--- START RAW RECORDS ---

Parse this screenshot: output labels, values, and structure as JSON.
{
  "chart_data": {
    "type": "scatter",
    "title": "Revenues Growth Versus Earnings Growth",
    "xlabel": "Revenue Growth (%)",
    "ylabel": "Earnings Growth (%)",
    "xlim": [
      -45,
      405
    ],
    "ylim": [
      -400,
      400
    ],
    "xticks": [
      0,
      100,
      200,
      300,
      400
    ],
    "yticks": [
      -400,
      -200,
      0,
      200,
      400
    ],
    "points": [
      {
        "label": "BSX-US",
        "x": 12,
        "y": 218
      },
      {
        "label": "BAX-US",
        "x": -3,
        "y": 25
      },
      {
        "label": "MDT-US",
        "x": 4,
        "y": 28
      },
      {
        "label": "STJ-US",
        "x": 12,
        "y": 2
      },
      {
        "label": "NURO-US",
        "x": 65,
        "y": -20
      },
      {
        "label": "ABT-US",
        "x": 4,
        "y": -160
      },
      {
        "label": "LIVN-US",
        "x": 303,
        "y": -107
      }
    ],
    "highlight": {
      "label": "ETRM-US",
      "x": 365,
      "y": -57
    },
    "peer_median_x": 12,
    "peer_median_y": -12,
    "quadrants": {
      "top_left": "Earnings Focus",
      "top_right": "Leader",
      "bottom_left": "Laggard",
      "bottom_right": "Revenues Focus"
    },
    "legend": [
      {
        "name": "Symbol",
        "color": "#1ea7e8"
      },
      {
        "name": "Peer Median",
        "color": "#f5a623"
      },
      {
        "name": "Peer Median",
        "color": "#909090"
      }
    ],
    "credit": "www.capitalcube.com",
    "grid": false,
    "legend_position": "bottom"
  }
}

--- END RAW RECORDS ---

| WHAT YOU SHOULD DO |
Repeat every entry exactly as written above.

| OUTPUT BELOW |
Parse this screenshot: output labels, values, and structure as JSON.
{
  "chart_data": {
    "type": "scatter",
    "title": "Revenues Growth Versus Earnings Growth",
    "xlabel": "Revenue Growth (%)",
    "ylabel": "Earnings Growth (%)",
    "xlim": [
      -45,
      405
    ],
    "ylim": [
      -400,
      400
    ],
    "xticks": [
      0,
      100,
      200,
      300,
      400
    ],
    "yticks": [
      -400,
      -200,
      0,
      200,
      400
    ],
    "points": [
      {
        "label": "BSX-US",
        "x": 12,
        "y": 218
      },
      {
        "label": "BAX-US",
        "x": -3,
        "y": 25
      },
      {
        "label": "MDT-US",
        "x": 4,
        "y": 28
      },
      {
        "label": "STJ-US",
        "x": 12,
        "y": 2
      },
      {
        "label": "NURO-US",
        "x": 65,
        "y": -20
      },
      {
        "label": "ABT-US",
        "x": 4,
        "y": -160
      },
      {
        "label": "LIVN-US",
        "x": 303,
        "y": -107
      }
    ],
    "highlight": {
      "label": "ETRM-US",
      "x": 365,
      "y": -57
    },
    "peer_median_x": 12,
    "peer_median_y": -12,
    "quadrants": {
      "top_left": "Earnings Focus",
      "top_right": "Leader",
      "bottom_left": "Laggard",
      "bottom_right": "Revenues Focus"
    },
    "legend": [
      {
        "name": "Symbol",
        "color": "#1ea7e8"
      },
      {
        "name": "Peer Median",
        "color": "#f5a623"
      },
      {
        "name": "Peer Median",
        "color": "#909090"
      }
    ],
    "credit": "www.capitalcube.com",
    "grid": false,
    "legend_position": "bottom"
  }
}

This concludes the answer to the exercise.